## Challenge
Every line of the material that follows must be printed again exactly.
### Stored data ###
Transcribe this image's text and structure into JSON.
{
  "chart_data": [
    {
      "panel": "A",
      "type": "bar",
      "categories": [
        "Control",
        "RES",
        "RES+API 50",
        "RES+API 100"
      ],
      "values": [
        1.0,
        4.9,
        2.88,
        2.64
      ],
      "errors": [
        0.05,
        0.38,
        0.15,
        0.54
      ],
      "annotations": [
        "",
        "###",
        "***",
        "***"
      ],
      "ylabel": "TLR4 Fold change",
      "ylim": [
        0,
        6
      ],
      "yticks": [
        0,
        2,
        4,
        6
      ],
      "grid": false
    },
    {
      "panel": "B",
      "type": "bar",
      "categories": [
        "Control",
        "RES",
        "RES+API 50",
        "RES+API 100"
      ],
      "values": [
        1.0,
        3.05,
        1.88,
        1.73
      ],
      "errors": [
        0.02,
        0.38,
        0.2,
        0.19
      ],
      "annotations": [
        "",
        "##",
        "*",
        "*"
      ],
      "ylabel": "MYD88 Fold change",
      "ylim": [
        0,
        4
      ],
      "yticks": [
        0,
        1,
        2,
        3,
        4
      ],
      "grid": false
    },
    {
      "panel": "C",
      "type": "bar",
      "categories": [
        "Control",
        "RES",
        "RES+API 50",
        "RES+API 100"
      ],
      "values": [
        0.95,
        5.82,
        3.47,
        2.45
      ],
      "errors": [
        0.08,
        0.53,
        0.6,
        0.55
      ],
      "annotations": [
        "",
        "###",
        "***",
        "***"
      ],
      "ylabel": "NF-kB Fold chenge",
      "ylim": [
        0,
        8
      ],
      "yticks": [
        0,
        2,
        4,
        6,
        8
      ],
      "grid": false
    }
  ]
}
###
## Solved exercise
Transcribe this image's text and structure into JSON.
{
  "chart_data": [
    {
      "panel": "A",
      "type": "bar",
      "categories": [
        "Control",
        "RES",
        "RES+API 50",
        "RES+API 100"
      ],
      "values": [
        1.0,
        4.9,
        2.88,
        2.64
      ],
      "errors": [
        0.05,
        0.38,
        0.15,
        0.54
      ],
      "annotations": [
        "",
        "###",
        "***",
        "***"
      ],
      "ylabel": "TLR4 Fold change",
      "ylim": [
        0,
        6
      ],
      "yticks": [
        0,
        2,
        4,
        6
      ],
      "grid": false
    },
    {
      "panel": "B",
      "type": "bar",
      "categories": [
        "Control",
        "RES",
        "RES+API 50",
        "RES+API 100"
      ],
      "values": [
        1.0,
        3.05,
        1.88,
        1.73
      ],
      "errors": [
        0.02,
        0.38,
        0.2,
        0.19
      ],
      "annotations": [
        "",
        "##",
        "*",
        "*"
      ],
      "ylabel": "MYD88 Fold change",
      "ylim": [
        0,
        4
      ],
      "yticks": [
        0,
        1,
        2,
        3,
        4
      ],
      "grid": false
    },
    {
      "panel": "C",
      "type": "bar",
      "categories": [
        "Control",
        "RES",
        "RES+API 50",
        "RES+API 100"
      ],
      "values": [
        0.95,
        5.82,
        3.47,
        2.45
      ],
      "errors": [
        0.08,
        0.53,
        0.6,
        0.55
      ],
      "annotations": [
        "",
        "###",
        "***",
        "***"
      ],
      "ylabel": "NF-kB Fold chenge",
      "ylim": [
        0,
        8
      ],
      "yticks": [
        0,
        2,
        4,
        6,
        8
      ],
      "grid": false
    }
  ]
}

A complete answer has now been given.